Pull every line that holds the word "Geschwindigkeit" from the entries.

------------------------------------

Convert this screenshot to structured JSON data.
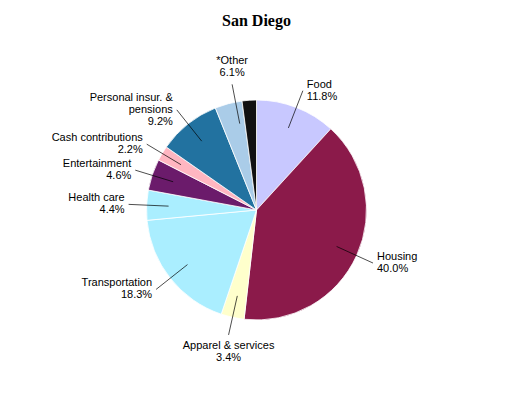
{
  "chart_data": {
    "type": "pie",
    "title": "San Diego",
    "values": [
      11.8,
      40.0,
      3.4,
      18.3,
      4.4,
      4.6,
      2.2,
      9.2,
      4.0,
      2.1
    ],
    "colors": [
      "#c8c8ff",
      "#8B1A4A",
      "#FFFFCC",
      "#AAEEFF",
      "#AAEEFF",
      "#6B1B6B",
      "#FFB6C1",
      "#2272A0",
      "#AACCE8",
      "#111111"
    ],
    "annotations": [
      "Food\n11.8%",
      "Housing\n40.0%",
      "Apparel & services\n3.4%",
      "Transportation\n18.3%",
      "Health care\n4.4%",
      "Entertainment\n4.6%",
      "Cash contributions\n2.2%",
      "Personal insur. &\npensions\n9.2%",
      "*Other\n6.1%"
    ]
  }
}
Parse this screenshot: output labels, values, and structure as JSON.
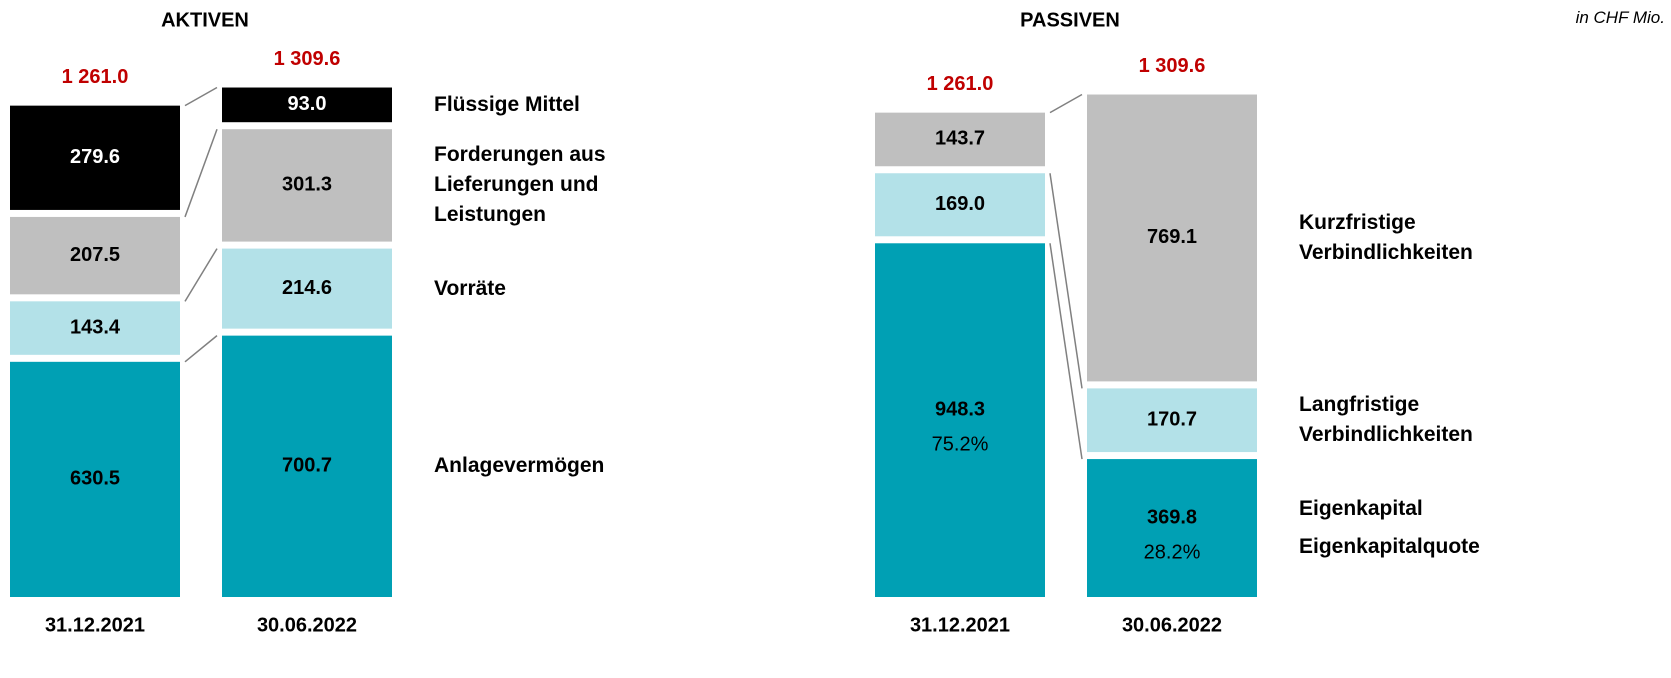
{
  "unit": "in CHF Mio.",
  "chart_data": [
    {
      "type": "stacked_bar",
      "title": "AKTIVEN",
      "categories": [
        "31.12.2021",
        "30.06.2022"
      ],
      "totals": [
        1261.0,
        1309.6
      ],
      "total_labels": [
        "1 261.0",
        "1 309.6"
      ],
      "total_color": "#c00000",
      "series": [
        {
          "name": "Anlagevermögen",
          "color": "#00a0b4",
          "label_color": "#000000",
          "values": [
            630.5,
            700.7
          ],
          "value_labels": [
            "630.5",
            "700.7"
          ]
        },
        {
          "name": "Vorräte",
          "color": "#b3e1e8",
          "label_color": "#000000",
          "values": [
            143.4,
            214.6
          ],
          "value_labels": [
            "143.4",
            "214.6"
          ]
        },
        {
          "name": "Forderungen aus Lieferungen und Leistungen",
          "color": "#bfbfbf",
          "label_color": "#000000",
          "values": [
            207.5,
            301.3
          ],
          "value_labels": [
            "207.5",
            "301.3"
          ]
        },
        {
          "name": "Flüssige Mittel",
          "color": "#000000",
          "label_color": "#ffffff",
          "values": [
            279.6,
            93.0
          ],
          "value_labels": [
            "279.6",
            "93.0"
          ]
        }
      ]
    },
    {
      "type": "stacked_bar",
      "title": "PASSIVEN",
      "categories": [
        "31.12.2021",
        "30.06.2022"
      ],
      "totals": [
        1261.0,
        1309.6
      ],
      "total_labels": [
        "1 261.0",
        "1 309.6"
      ],
      "total_color": "#c00000",
      "series": [
        {
          "name": "Eigenkapital",
          "color": "#00a0b4",
          "label_color": "#000000",
          "values": [
            948.3,
            369.8
          ],
          "value_labels": [
            "948.3",
            "369.8"
          ],
          "shares": [
            75.2,
            28.2
          ],
          "share_labels": [
            "75.2%",
            "28.2%"
          ],
          "share_name": "Eigenkapitalquote"
        },
        {
          "name": "Langfristige Verbindlichkeiten",
          "color": "#b3e1e8",
          "label_color": "#000000",
          "values": [
            169.0,
            170.7
          ],
          "value_labels": [
            "169.0",
            "170.7"
          ]
        },
        {
          "name": "Kurzfristige Verbindlichkeiten",
          "color": "#bfbfbf",
          "label_color": "#000000",
          "values": [
            143.7,
            769.1
          ],
          "value_labels": [
            "143.7",
            "769.1"
          ]
        }
      ]
    }
  ]
}
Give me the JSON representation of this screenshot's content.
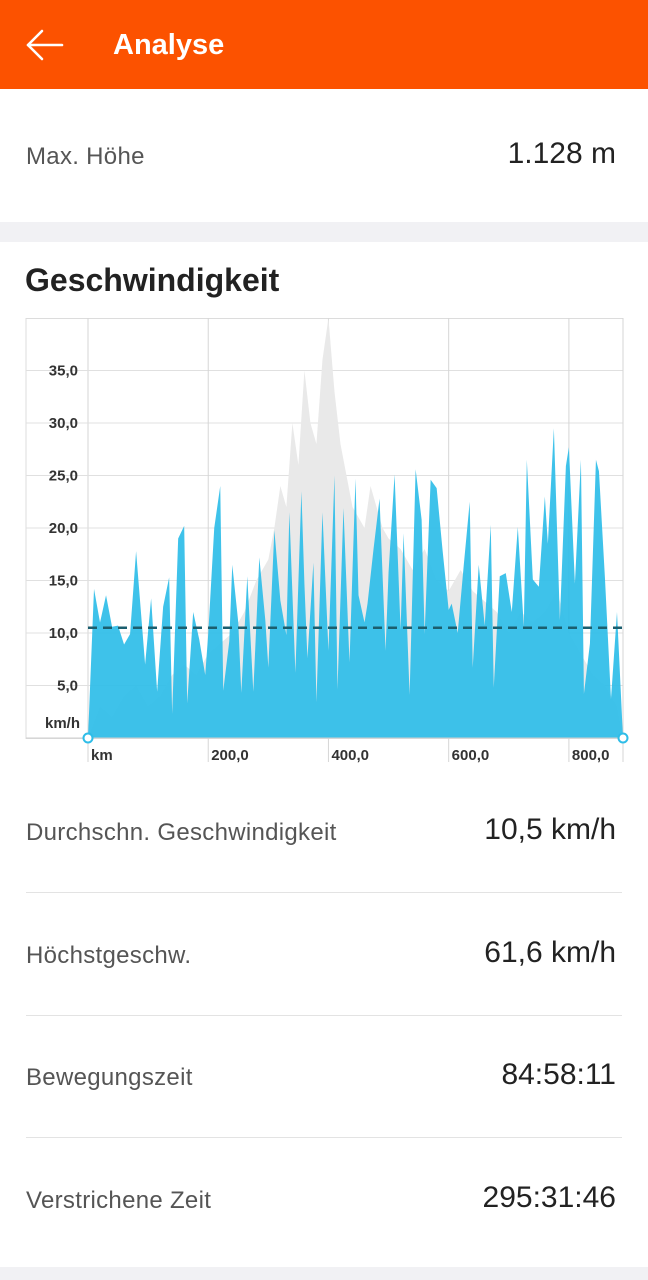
{
  "header": {
    "title": "Analyse",
    "bg_color": "#fc5200"
  },
  "summary": {
    "max_height_label": "Max. Höhe",
    "max_height_value": "1.128 m"
  },
  "speed_section": {
    "title": "Geschwindigkeit",
    "stats": [
      {
        "label": "Durchschn. Geschwindigkeit",
        "value": "10,5 km/h"
      },
      {
        "label": "Höchstgeschw.",
        "value": "61,6 km/h"
      },
      {
        "label": "Bewegungszeit",
        "value": "84:58:11"
      },
      {
        "label": "Verstrichene Zeit",
        "value": "295:31:46"
      }
    ]
  },
  "chart_data": {
    "type": "area",
    "ylabel": "km/h",
    "xlabel": "km",
    "y_ticks": [
      "5,0",
      "10,0",
      "15,0",
      "20,0",
      "25,0",
      "30,0",
      "35,0"
    ],
    "x_ticks": [
      "200,0",
      "400,0",
      "600,0",
      "800,0"
    ],
    "y_tick_values": [
      5,
      10,
      15,
      20,
      25,
      30,
      35
    ],
    "x_tick_values": [
      200,
      400,
      600,
      800
    ],
    "xlim": [
      0,
      890
    ],
    "ylim": [
      0,
      40
    ],
    "average_speed": 10.5,
    "speed_color": "#2ebde8",
    "elevation_color": "#e9e9e9",
    "average_line_color": "#1b5e6e",
    "grid": true,
    "speed_series": {
      "x": [
        0,
        10,
        20,
        30,
        40,
        50,
        60,
        70,
        80,
        95,
        105,
        115,
        125,
        135,
        140,
        150,
        160,
        165,
        175,
        185,
        195,
        200,
        210,
        220,
        225,
        235,
        240,
        250,
        255,
        265,
        275,
        285,
        295,
        300,
        310,
        320,
        330,
        335,
        345,
        355,
        360,
        365,
        375,
        380,
        390,
        400,
        410,
        415,
        425,
        435,
        445,
        450,
        460,
        465,
        475,
        485,
        495,
        500,
        510,
        520,
        525,
        535,
        545,
        555,
        560,
        570,
        580,
        590,
        600,
        605,
        615,
        625,
        635,
        640,
        650,
        660,
        670,
        675,
        685,
        695,
        705,
        715,
        725,
        730,
        740,
        750,
        760,
        765,
        775,
        785,
        795,
        800,
        810,
        820,
        825,
        835,
        845,
        850,
        860,
        870,
        880,
        890
      ],
      "y": [
        0,
        14.2,
        11,
        13.6,
        10.6,
        10.7,
        8.9,
        9.9,
        17.8,
        7,
        13.3,
        4.4,
        12.5,
        15.3,
        2.3,
        19,
        20.2,
        3.3,
        12,
        9.4,
        6,
        9.9,
        20,
        24,
        4.5,
        9.2,
        16.5,
        11,
        4.3,
        15.4,
        4.4,
        17.2,
        11.2,
        6.7,
        19.8,
        13.1,
        9.8,
        21.5,
        6.2,
        23.5,
        14.7,
        7.6,
        16.7,
        3.4,
        21.5,
        8.3,
        25,
        4.6,
        21.9,
        7.2,
        24.7,
        13.6,
        11,
        12.8,
        18,
        22.8,
        8.3,
        15.8,
        25.1,
        10.3,
        19.5,
        4.1,
        25.6,
        20.8,
        9.9,
        24.6,
        23.8,
        17.8,
        12.2,
        12.8,
        10,
        16.4,
        22.5,
        6.7,
        16.5,
        10.7,
        20.3,
        4.8,
        15.4,
        15.7,
        12,
        20.1,
        10.6,
        26.5,
        15.1,
        14.4,
        23,
        18.5,
        29.5,
        11.2,
        25.9,
        27.7,
        14.7,
        26.5,
        4.2,
        9,
        26.5,
        25.4,
        15.2,
        3.7,
        12,
        0
      ]
    },
    "elevation_series": {
      "x": [
        0,
        20,
        40,
        60,
        80,
        100,
        120,
        140,
        160,
        180,
        200,
        220,
        240,
        260,
        280,
        300,
        310,
        320,
        330,
        340,
        350,
        360,
        370,
        380,
        390,
        400,
        410,
        420,
        430,
        440,
        450,
        460,
        470,
        480,
        490,
        500,
        520,
        540,
        560,
        580,
        600,
        620,
        640,
        660,
        680,
        700,
        720,
        740,
        760,
        780,
        800,
        820,
        840,
        860,
        880,
        890
      ],
      "y": [
        0,
        3,
        2,
        4,
        5,
        3,
        4,
        6,
        7,
        6,
        8,
        9,
        10,
        12,
        15,
        17,
        20,
        24,
        22,
        30,
        26,
        35,
        30,
        28,
        36,
        40,
        33,
        28,
        25,
        22,
        21,
        20,
        24,
        22,
        20,
        19,
        18,
        16,
        18,
        15,
        14,
        16,
        14,
        13,
        12,
        10,
        12,
        11,
        12,
        14,
        10,
        8,
        6,
        5,
        3,
        0
      ]
    }
  }
}
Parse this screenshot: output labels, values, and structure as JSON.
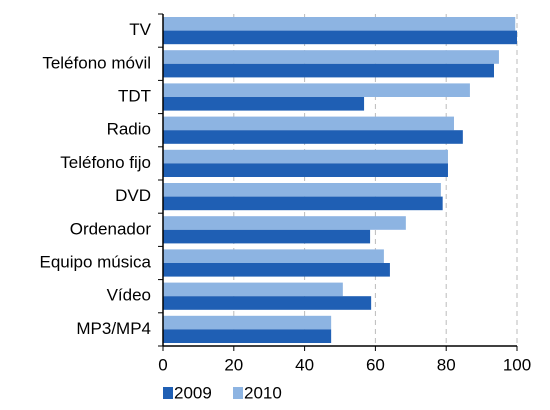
{
  "chart_data": {
    "type": "bar",
    "orientation": "horizontal",
    "categories": [
      "TV",
      "Teléfono móvil",
      "TDT",
      "Radio",
      "Teléfono fijo",
      "DVD",
      "Ordenador",
      "Equipo música",
      "Vídeo",
      "MP3/MP4"
    ],
    "series": [
      {
        "name": "2009",
        "color": "#1f5fb4",
        "values": [
          100,
          93.5,
          56.8,
          84.7,
          80.5,
          79,
          58.5,
          64.1,
          58.8,
          47.5
        ]
      },
      {
        "name": "2010",
        "color": "#8db4e2",
        "values": [
          99.5,
          94.9,
          86.7,
          82.2,
          80.5,
          78.5,
          68.6,
          62.4,
          50.8,
          47.5
        ]
      }
    ],
    "xlim": [
      0,
      100
    ],
    "xticks": [
      0,
      20,
      40,
      60,
      80,
      100
    ],
    "grid": true,
    "legend": "bottom"
  }
}
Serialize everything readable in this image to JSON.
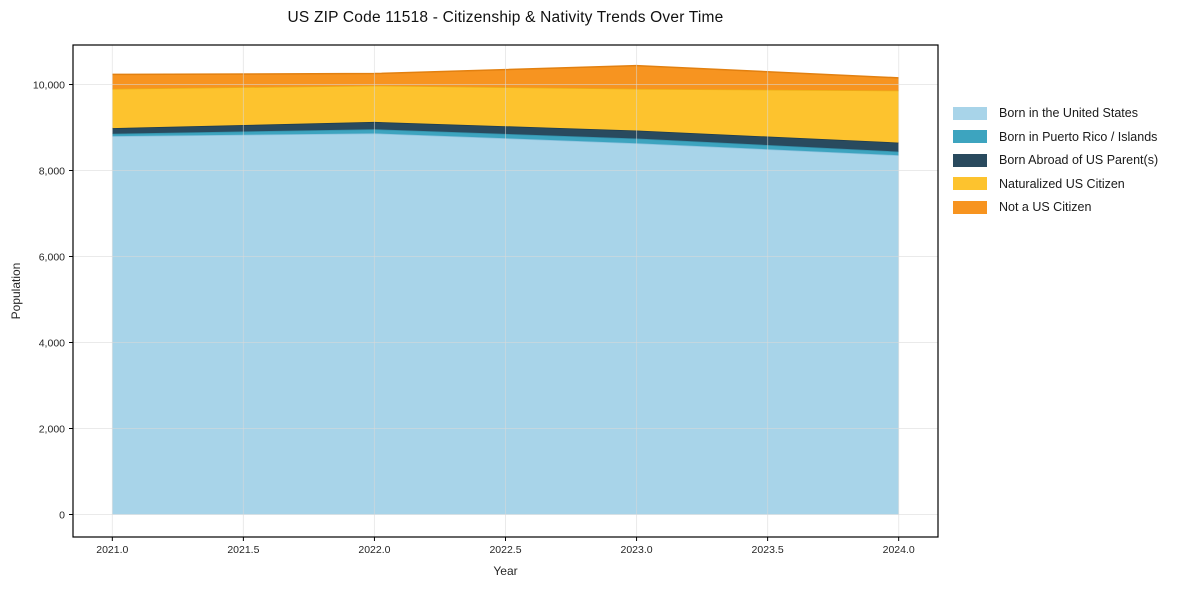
{
  "chart_data": {
    "type": "area",
    "stacked": true,
    "title": "US ZIP Code 11518 - Citizenship & Nativity Trends Over Time",
    "xlabel": "Year",
    "ylabel": "Population",
    "x": [
      2021,
      2022,
      2023,
      2024
    ],
    "series": [
      {
        "id": "born-in-us",
        "name": "Born in the United States",
        "color": "#a8d4e9",
        "edge": "#8bc2de",
        "values": [
          8800,
          8865,
          8635,
          8355
        ]
      },
      {
        "id": "born-in-pr-islands",
        "name": "Born in Puerto Rico / Islands",
        "color": "#3da4bf",
        "edge": "#3391ab",
        "values": [
          55,
          95,
          110,
          85
        ]
      },
      {
        "id": "born-abroad",
        "name": "Born Abroad of US Parent(s)",
        "color": "#294a5e",
        "edge": "#1f3c4d",
        "values": [
          130,
          170,
          185,
          210
        ]
      },
      {
        "id": "naturalized",
        "name": "Naturalized US Citizen",
        "color": "#fdc32e",
        "edge": "#eead15",
        "values": [
          915,
          845,
          970,
          1210
        ]
      },
      {
        "id": "not-citizen",
        "name": "Not a US Citizen",
        "color": "#f79420",
        "edge": "#e28010",
        "values": [
          335,
          280,
          540,
          295
        ]
      }
    ],
    "xticks": [
      2021,
      2021.5,
      2022,
      2022.5,
      2023,
      2023.5,
      2024
    ],
    "xtick_labels": [
      "2021.0",
      "2021.5",
      "2022.0",
      "2022.5",
      "2023.0",
      "2023.5",
      "2024.0"
    ],
    "yticks": [
      0,
      2000,
      4000,
      6000,
      8000,
      10000
    ],
    "ytick_labels": [
      "0",
      "2,000",
      "4,000",
      "6,000",
      "8,000",
      "10,000"
    ],
    "xlim": [
      2020.85,
      2024.15
    ],
    "ylim": [
      -523,
      10919
    ],
    "grid": true,
    "grid_color": "#d9d9d9",
    "axis_color": "#000000",
    "tick_label_color": "#262626",
    "legend_position": "right"
  }
}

------------------------------------

THE ANSWER:
    "title": "Geschwindigkeit",
        "label": "Durchschn. Geschwindigkeit",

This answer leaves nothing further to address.